--- START RECORDS PROVIDED ---

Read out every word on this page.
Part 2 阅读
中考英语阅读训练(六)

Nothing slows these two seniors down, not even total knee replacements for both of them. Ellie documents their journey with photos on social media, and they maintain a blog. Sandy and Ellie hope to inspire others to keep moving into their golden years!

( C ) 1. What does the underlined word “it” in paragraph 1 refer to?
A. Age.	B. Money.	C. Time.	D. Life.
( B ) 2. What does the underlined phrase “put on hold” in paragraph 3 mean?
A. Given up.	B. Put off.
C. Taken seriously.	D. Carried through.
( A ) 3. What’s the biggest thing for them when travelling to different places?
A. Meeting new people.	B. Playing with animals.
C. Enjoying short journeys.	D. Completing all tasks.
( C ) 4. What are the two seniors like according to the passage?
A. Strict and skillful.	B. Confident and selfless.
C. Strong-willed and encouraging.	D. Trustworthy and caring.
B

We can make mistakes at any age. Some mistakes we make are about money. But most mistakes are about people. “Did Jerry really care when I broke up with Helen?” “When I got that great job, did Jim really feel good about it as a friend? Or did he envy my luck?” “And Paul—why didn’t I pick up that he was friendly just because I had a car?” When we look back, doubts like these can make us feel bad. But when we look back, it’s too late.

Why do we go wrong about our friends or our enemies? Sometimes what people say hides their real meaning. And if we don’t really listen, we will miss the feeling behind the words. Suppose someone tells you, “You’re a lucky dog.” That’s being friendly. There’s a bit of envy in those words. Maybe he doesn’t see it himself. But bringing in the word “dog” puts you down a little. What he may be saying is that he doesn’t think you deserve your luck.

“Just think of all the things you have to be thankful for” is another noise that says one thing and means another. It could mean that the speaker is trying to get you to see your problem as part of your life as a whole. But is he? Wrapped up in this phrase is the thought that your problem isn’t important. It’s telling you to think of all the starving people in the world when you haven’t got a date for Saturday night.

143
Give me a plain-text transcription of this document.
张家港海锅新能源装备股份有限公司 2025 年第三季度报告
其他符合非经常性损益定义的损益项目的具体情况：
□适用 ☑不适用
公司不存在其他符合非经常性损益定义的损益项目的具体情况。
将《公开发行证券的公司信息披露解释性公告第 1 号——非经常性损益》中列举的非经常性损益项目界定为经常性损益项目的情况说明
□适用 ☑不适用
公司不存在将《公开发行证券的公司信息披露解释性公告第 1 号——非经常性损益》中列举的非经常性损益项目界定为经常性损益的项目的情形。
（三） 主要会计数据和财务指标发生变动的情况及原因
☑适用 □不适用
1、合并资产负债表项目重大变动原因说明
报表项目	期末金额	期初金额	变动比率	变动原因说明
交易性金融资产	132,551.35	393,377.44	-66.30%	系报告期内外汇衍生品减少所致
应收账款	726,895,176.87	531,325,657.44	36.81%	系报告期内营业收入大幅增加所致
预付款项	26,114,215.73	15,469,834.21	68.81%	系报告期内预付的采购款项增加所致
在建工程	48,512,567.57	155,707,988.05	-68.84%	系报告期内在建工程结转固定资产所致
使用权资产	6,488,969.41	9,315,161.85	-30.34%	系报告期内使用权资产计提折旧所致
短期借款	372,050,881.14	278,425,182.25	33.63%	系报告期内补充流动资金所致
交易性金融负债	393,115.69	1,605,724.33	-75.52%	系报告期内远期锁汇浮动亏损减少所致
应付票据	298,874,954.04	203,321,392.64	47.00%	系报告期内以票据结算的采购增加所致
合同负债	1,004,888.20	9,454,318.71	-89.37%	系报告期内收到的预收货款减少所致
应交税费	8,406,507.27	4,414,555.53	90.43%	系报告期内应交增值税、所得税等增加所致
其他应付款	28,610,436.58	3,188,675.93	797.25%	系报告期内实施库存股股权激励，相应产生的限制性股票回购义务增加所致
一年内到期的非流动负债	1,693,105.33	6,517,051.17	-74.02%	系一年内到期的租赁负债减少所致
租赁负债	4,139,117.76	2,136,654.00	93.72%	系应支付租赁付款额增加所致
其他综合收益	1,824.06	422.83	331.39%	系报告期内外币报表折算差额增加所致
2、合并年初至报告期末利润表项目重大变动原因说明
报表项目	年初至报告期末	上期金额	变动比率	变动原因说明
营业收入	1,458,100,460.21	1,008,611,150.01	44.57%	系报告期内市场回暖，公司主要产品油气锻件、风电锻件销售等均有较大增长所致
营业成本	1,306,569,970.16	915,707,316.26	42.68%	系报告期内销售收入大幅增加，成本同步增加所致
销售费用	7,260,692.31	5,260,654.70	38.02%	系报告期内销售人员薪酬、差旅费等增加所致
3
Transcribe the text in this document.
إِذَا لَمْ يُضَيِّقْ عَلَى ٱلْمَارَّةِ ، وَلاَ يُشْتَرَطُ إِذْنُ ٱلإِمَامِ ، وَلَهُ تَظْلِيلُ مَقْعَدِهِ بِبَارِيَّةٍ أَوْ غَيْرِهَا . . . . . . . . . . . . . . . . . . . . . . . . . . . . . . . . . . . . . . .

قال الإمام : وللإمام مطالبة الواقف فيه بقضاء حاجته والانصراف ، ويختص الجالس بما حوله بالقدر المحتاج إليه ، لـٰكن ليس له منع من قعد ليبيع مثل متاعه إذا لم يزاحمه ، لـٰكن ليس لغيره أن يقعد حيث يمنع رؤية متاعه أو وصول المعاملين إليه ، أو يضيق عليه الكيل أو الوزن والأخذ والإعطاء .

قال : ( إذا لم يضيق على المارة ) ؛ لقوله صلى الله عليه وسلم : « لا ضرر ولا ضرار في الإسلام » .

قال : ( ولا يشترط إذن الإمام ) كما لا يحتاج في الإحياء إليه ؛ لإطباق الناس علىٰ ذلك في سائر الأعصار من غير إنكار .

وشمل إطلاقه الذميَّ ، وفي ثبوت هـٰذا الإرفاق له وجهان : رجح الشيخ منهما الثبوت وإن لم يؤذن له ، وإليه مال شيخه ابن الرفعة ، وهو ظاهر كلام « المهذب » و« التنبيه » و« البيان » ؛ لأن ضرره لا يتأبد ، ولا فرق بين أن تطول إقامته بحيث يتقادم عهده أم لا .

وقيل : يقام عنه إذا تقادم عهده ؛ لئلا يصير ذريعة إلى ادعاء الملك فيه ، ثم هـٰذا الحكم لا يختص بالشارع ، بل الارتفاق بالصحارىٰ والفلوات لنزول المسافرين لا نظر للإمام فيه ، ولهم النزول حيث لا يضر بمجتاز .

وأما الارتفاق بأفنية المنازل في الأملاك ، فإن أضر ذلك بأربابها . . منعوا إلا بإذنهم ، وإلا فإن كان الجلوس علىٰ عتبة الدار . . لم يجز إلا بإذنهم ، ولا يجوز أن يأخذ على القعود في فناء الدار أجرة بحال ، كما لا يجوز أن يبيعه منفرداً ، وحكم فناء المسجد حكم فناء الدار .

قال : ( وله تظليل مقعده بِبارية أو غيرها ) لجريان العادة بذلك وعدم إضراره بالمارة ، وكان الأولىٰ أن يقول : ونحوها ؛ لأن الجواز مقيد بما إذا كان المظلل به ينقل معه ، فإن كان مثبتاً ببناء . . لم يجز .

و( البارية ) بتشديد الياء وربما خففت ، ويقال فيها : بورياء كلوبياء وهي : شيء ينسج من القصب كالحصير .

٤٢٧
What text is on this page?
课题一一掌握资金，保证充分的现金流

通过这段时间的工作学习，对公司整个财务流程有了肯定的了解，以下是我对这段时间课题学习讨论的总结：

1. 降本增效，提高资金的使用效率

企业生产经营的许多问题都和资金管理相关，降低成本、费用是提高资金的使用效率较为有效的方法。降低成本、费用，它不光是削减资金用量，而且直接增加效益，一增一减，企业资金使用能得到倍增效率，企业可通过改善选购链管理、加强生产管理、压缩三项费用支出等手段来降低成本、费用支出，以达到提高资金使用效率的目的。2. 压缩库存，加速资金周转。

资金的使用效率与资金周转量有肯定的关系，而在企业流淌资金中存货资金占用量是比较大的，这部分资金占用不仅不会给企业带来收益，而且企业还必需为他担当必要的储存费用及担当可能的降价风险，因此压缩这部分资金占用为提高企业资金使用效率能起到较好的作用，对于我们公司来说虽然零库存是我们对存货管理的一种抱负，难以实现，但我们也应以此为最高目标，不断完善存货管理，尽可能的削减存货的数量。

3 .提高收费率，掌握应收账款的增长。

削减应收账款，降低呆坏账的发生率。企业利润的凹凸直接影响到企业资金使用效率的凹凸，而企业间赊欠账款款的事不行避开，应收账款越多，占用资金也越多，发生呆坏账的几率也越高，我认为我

--- END RECORDS PROVIDED ---

» OBJECTIVE: Tally the lines that hold the string "公开发行证券的公司信息披露解释性公告第" and state the total, nothing more.

» SOLVED PROBLEM: 2